[START]
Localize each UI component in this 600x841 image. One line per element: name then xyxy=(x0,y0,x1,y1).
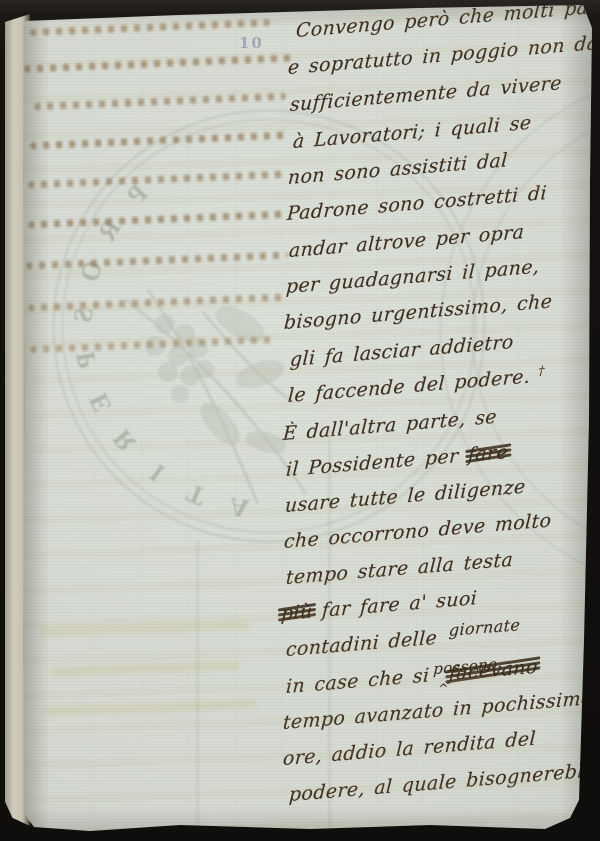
paper-shadow-right xyxy=(560,0,600,841)
paper-sheet: PROSPERITA 10 Convengo per xyxy=(0,0,600,841)
paper-discoloration xyxy=(0,0,600,841)
paper-shadow-left xyxy=(23,0,49,841)
paper-shadow-bottom xyxy=(0,807,600,841)
paper-shadow-top xyxy=(0,0,600,26)
scanned-manuscript-page: PROSPERITA 10 Convengo per xyxy=(0,0,600,841)
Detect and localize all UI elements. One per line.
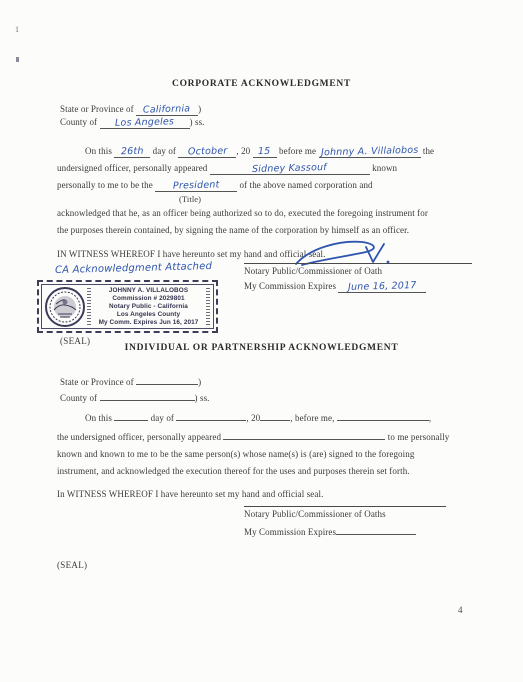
corporate-body: acknowledged that he, as an officer bein… xyxy=(57,205,477,239)
corporate-line1: On this 26th day of October, 20 15 befor… xyxy=(57,143,473,160)
commission-handwriting: June 16, 2017 xyxy=(348,280,417,294)
state-blank: California xyxy=(136,103,198,116)
state-handwriting: California xyxy=(143,103,191,116)
line3-pre-text: personally to me to be the xyxy=(57,180,153,190)
notary-stamp: JOHNNY A. VILLALOBOS Commission # 202980… xyxy=(37,280,218,333)
individual-commission-line: My Commission Expires xyxy=(244,522,474,541)
individual-paragraph: On this day of , 20, before me, , the un… xyxy=(57,408,475,480)
line2-post-text: known xyxy=(372,163,397,173)
month-handwriting: October xyxy=(188,145,228,158)
corporate-venue-block: State or Province of California) County … xyxy=(60,103,480,129)
ind-day-blank xyxy=(114,408,148,421)
notary-name-blank: Johnny A. Villalobos xyxy=(319,145,421,158)
corporate-body-line2: the purposes therein contained, by signi… xyxy=(57,222,477,239)
ind-day-of-text: day of xyxy=(151,413,174,423)
individual-state-line: State or Province of ) xyxy=(60,372,480,388)
individual-commission-blank xyxy=(336,522,416,535)
notary-stamp-inner: JOHNNY A. VILLALOBOS Commission # 202980… xyxy=(41,284,214,329)
state-label: State or Province of xyxy=(60,104,134,114)
appeared-handwriting: Sidney Kassouf xyxy=(252,162,327,176)
commission-label: My Commission Expires xyxy=(244,281,336,291)
corporate-title: CORPORATE ACKNOWLEDGMENT xyxy=(0,79,523,89)
corporate-body-line1: acknowledged that he, as an officer bein… xyxy=(57,205,477,222)
individual-notary-block: Notary Public/Commissioner of Oaths My C… xyxy=(244,506,474,541)
individual-state-paren: ) xyxy=(198,377,201,387)
ind-notary-blank xyxy=(337,408,429,421)
individual-venue-block: State or Province of ) County of ) ss. xyxy=(60,372,480,404)
state-seal-icon xyxy=(44,286,86,328)
corporate-line3: personally to me to be the President of … xyxy=(57,177,473,194)
before-me-text: before me xyxy=(279,146,316,156)
officer-title-handwriting: President xyxy=(173,179,220,192)
officer-title-blank: President xyxy=(155,179,237,192)
year-handwriting: 15 xyxy=(258,146,271,158)
individual-county-blank xyxy=(100,388,195,401)
commission-line: My Commission Expires June 16, 2017 xyxy=(244,278,474,294)
day-of-text: day of xyxy=(153,146,176,156)
stamp-left-microtext xyxy=(87,288,91,326)
the-text: the xyxy=(423,146,434,156)
ind-appeared-blank xyxy=(223,427,385,440)
stamp-right-microtext xyxy=(206,288,210,326)
line3-post-text: of the above named corporation and xyxy=(240,180,373,190)
stamp-commission: Commission # 2029801 xyxy=(92,295,205,303)
year-blank: 15 xyxy=(253,145,277,158)
corporate-state-line: State or Province of California) xyxy=(60,103,480,116)
county-blank: Los Angeles xyxy=(100,116,190,129)
individual-county-line: County of ) ss. xyxy=(60,388,480,404)
stamp-name: JOHNNY A. VILLALOBOS xyxy=(92,287,205,295)
month-blank: October xyxy=(178,145,236,158)
individual-line2: the undersigned officer, personally appe… xyxy=(57,427,475,446)
corporate-county-line: County of Los Angeles) ss. xyxy=(60,116,480,129)
county-handwriting: Los Angeles xyxy=(115,116,174,130)
individual-witness: In WITNESS WHEREOF I have hereunto set m… xyxy=(57,486,323,503)
ind-on-this-text: On this xyxy=(85,413,112,423)
notary-line-label: Notary Public/Commissioner of Oath xyxy=(244,264,474,278)
individual-state-label: State or Province of xyxy=(60,377,134,387)
individual-notary-line-label: Notary Public/Commissioner of Oaths xyxy=(244,507,474,522)
notary-name-handwriting: Johnny A. Villalobos xyxy=(321,145,419,160)
scan-artifact-dot xyxy=(16,57,19,62)
stamp-county: Los Angeles County xyxy=(92,311,205,319)
commission-blank: June 16, 2017 xyxy=(338,280,426,293)
individual-line1: On this day of , 20, before me, , xyxy=(57,408,475,427)
individual-county-paren: ) ss. xyxy=(195,393,210,403)
stamp-expires: My Comm. Expires Jun 16, 2017 xyxy=(92,319,205,327)
state-paren: ) xyxy=(198,104,201,114)
county-label: County of xyxy=(60,117,97,127)
stamp-text-block: JOHNNY A. VILLALOBOS Commission # 202980… xyxy=(92,287,205,327)
scan-artifact-mark: 1 xyxy=(15,25,19,34)
ind-comma-20-text: , 20 xyxy=(246,413,260,423)
individual-commission-label: My Commission Expires xyxy=(244,527,336,537)
ind-line2-pre-text: the undersigned officer, personally appe… xyxy=(57,432,221,442)
appeared-blank: Sidney Kassouf xyxy=(210,162,370,175)
day-handwriting: 26th xyxy=(121,146,144,159)
individual-state-blank xyxy=(136,372,198,385)
stamp-title: Notary Public - California xyxy=(92,303,205,311)
ind-line2-post-text: to me personally xyxy=(388,432,450,442)
individual-title: INDIVIDUAL OR PARTNERSHIP ACKNOWLEDGMENT xyxy=(0,343,523,353)
ind-month-blank xyxy=(176,408,246,421)
line2-pre-text: undersigned officer, personally appeared xyxy=(57,163,207,173)
scanned-notary-document: 1 CORPORATE ACKNOWLEDGMENT State or Prov… xyxy=(0,0,523,682)
day-blank: 26th xyxy=(114,145,150,158)
corporate-annotation: CA Acknowledgment Attached xyxy=(55,258,212,276)
annotation-handwriting: CA Acknowledgment Attached xyxy=(55,261,212,276)
ind-year-blank xyxy=(260,408,290,421)
individual-seal-label: (SEAL) xyxy=(57,560,87,570)
title-caption: (Title) xyxy=(179,194,473,204)
ind-before-me-text: , before me, xyxy=(290,413,334,423)
on-this-text: On this xyxy=(85,146,112,156)
comma-20-text: , 20 xyxy=(236,146,250,156)
county-paren: ) ss. xyxy=(190,117,205,127)
individual-line4: instrument, and acknowledged the executi… xyxy=(57,463,475,480)
ind-trailing-comma: , xyxy=(429,413,431,423)
corporate-line2: undersigned officer, personally appeared… xyxy=(57,160,473,177)
individual-county-label: County of xyxy=(60,393,97,403)
corporate-notary-block: Notary Public/Commissioner of Oath My Co… xyxy=(244,263,474,294)
individual-line3: known and known to me to be the same per… xyxy=(57,446,475,463)
page-number: 4 xyxy=(458,605,463,615)
corporate-paragraph: On this 26th day of October, 20 15 befor… xyxy=(57,143,473,204)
[END]
## SET TASK
Copy the listing above line for line, with no changes, and omit the pictures from your copy.

## EXPECTED ANSWER
Localize each UI component in this 600x841 image. One line per element: name then xyxy=(x0,y0,x1,y1).
paper-shadow-right xyxy=(560,0,600,841)
paper-sheet: PROSPERITA 10 Convengo per xyxy=(0,0,600,841)
paper-discoloration xyxy=(0,0,600,841)
paper-shadow-left xyxy=(23,0,49,841)
paper-shadow-bottom xyxy=(0,807,600,841)
paper-shadow-top xyxy=(0,0,600,26)
scanned-manuscript-page: PROSPERITA 10 Convengo per xyxy=(0,0,600,841)
Detect and localize all UI elements. One per line.
corporate-body: acknowledged that he, as an officer bein… xyxy=(57,205,477,239)
corporate-line1: On this 26th day of October, 20 15 befor… xyxy=(57,143,473,160)
commission-handwriting: June 16, 2017 xyxy=(348,280,417,294)
state-blank: California xyxy=(136,103,198,116)
state-handwriting: California xyxy=(143,103,191,116)
line3-pre-text: personally to me to be the xyxy=(57,180,153,190)
notary-stamp: JOHNNY A. VILLALOBOS Commission # 202980… xyxy=(37,280,218,333)
individual-commission-line: My Commission Expires xyxy=(244,522,474,541)
individual-paragraph: On this day of , 20, before me, , the un… xyxy=(57,408,475,480)
line2-post-text: known xyxy=(372,163,397,173)
month-handwriting: October xyxy=(188,145,228,158)
corporate-venue-block: State or Province of California) County … xyxy=(60,103,480,129)
ind-day-blank xyxy=(114,408,148,421)
notary-name-blank: Johnny A. Villalobos xyxy=(319,145,421,158)
corporate-body-line2: the purposes therein contained, by signi… xyxy=(57,222,477,239)
ind-day-of-text: day of xyxy=(151,413,174,423)
individual-state-line: State or Province of ) xyxy=(60,372,480,388)
individual-commission-blank xyxy=(336,522,416,535)
notary-stamp-inner: JOHNNY A. VILLALOBOS Commission # 202980… xyxy=(41,284,214,329)
state-label: State or Province of xyxy=(60,104,134,114)
appeared-handwriting: Sidney Kassouf xyxy=(252,162,327,176)
commission-label: My Commission Expires xyxy=(244,281,336,291)
corporate-title: CORPORATE ACKNOWLEDGMENT xyxy=(0,79,523,89)
corporate-body-line1: acknowledged that he, as an officer bein… xyxy=(57,205,477,222)
individual-notary-block: Notary Public/Commissioner of Oaths My C… xyxy=(244,506,474,541)
individual-state-paren: ) xyxy=(198,377,201,387)
ind-notary-blank xyxy=(337,408,429,421)
individual-venue-block: State or Province of ) County of ) ss. xyxy=(60,372,480,404)
state-seal-icon xyxy=(44,286,86,328)
corporate-line3: personally to me to be the President of … xyxy=(57,177,473,194)
before-me-text: before me xyxy=(279,146,316,156)
officer-title-handwriting: President xyxy=(173,179,220,192)
officer-title-blank: President xyxy=(155,179,237,192)
year-handwriting: 15 xyxy=(258,146,271,158)
individual-county-blank xyxy=(100,388,195,401)
commission-line: My Commission Expires June 16, 2017 xyxy=(244,278,474,294)
day-of-text: day of xyxy=(153,146,176,156)
stamp-left-microtext xyxy=(87,288,91,326)
the-text: the xyxy=(423,146,434,156)
ind-appeared-blank xyxy=(223,427,385,440)
stamp-right-microtext xyxy=(206,288,210,326)
line3-post-text: of the above named corporation and xyxy=(240,180,373,190)
stamp-commission: Commission # 2029801 xyxy=(92,295,205,303)
year-blank: 15 xyxy=(253,145,277,158)
corporate-state-line: State or Province of California) xyxy=(60,103,480,116)
county-blank: Los Angeles xyxy=(100,116,190,129)
individual-county-line: County of ) ss. xyxy=(60,388,480,404)
stamp-name: JOHNNY A. VILLALOBOS xyxy=(92,287,205,295)
month-blank: October xyxy=(178,145,236,158)
individual-line2: the undersigned officer, personally appe… xyxy=(57,427,475,446)
corporate-county-line: County of Los Angeles) ss. xyxy=(60,116,480,129)
county-handwriting: Los Angeles xyxy=(115,116,174,130)
individual-witness: In WITNESS WHEREOF I have hereunto set m… xyxy=(57,486,323,503)
ind-on-this-text: On this xyxy=(85,413,112,423)
notary-line-label: Notary Public/Commissioner of Oath xyxy=(244,264,474,278)
individual-state-label: State or Province of xyxy=(60,377,134,387)
individual-notary-line-label: Notary Public/Commissioner of Oaths xyxy=(244,507,474,522)
notary-name-handwriting: Johnny A. Villalobos xyxy=(321,145,419,160)
scan-artifact-dot xyxy=(16,57,19,62)
stamp-county: Los Angeles County xyxy=(92,311,205,319)
commission-blank: June 16, 2017 xyxy=(338,280,426,293)
individual-line1: On this day of , 20, before me, , xyxy=(57,408,475,427)
individual-county-paren: ) ss. xyxy=(195,393,210,403)
stamp-expires: My Comm. Expires Jun 16, 2017 xyxy=(92,319,205,327)
state-paren: ) xyxy=(198,104,201,114)
county-label: County of xyxy=(60,117,97,127)
stamp-text-block: JOHNNY A. VILLALOBOS Commission # 202980… xyxy=(92,287,205,327)
scan-artifact-mark: 1 xyxy=(15,25,19,34)
ind-comma-20-text: , 20 xyxy=(246,413,260,423)
individual-commission-label: My Commission Expires xyxy=(244,527,336,537)
ind-line2-pre-text: the undersigned officer, personally appe… xyxy=(57,432,221,442)
appeared-blank: Sidney Kassouf xyxy=(210,162,370,175)
day-handwriting: 26th xyxy=(121,146,144,159)
individual-state-blank xyxy=(136,372,198,385)
stamp-title: Notary Public - California xyxy=(92,303,205,311)
ind-line2-post-text: to me personally xyxy=(388,432,450,442)
individual-title: INDIVIDUAL OR PARTNERSHIP ACKNOWLEDGMENT xyxy=(0,343,523,353)
ind-month-blank xyxy=(176,408,246,421)
line2-pre-text: undersigned officer, personally appeared xyxy=(57,163,207,173)
scanned-notary-document: 1 CORPORATE ACKNOWLEDGMENT State or Prov… xyxy=(0,0,523,682)
day-blank: 26th xyxy=(114,145,150,158)
corporate-annotation: CA Acknowledgment Attached xyxy=(55,258,212,276)
annotation-handwriting: CA Acknowledgment Attached xyxy=(55,261,212,276)
ind-year-blank xyxy=(260,408,290,421)
individual-seal-label: (SEAL) xyxy=(57,560,87,570)
title-caption: (Title) xyxy=(179,194,473,204)
ind-before-me-text: , before me, xyxy=(290,413,334,423)
on-this-text: On this xyxy=(85,146,112,156)
comma-20-text: , 20 xyxy=(236,146,250,156)
county-paren: ) ss. xyxy=(190,117,205,127)
individual-line4: instrument, and acknowledged the executi… xyxy=(57,463,475,480)
ind-trailing-comma: , xyxy=(429,413,431,423)
corporate-line2: undersigned officer, personally appeared… xyxy=(57,160,473,177)
individual-county-label: County of xyxy=(60,393,97,403)
corporate-notary-block: Notary Public/Commissioner of Oath My Co… xyxy=(244,263,474,294)
individual-line3: known and known to me to be the same per… xyxy=(57,446,475,463)
page-number: 4 xyxy=(458,605,463,615)
corporate-paragraph: On this 26th day of October, 20 15 befor… xyxy=(57,143,473,204)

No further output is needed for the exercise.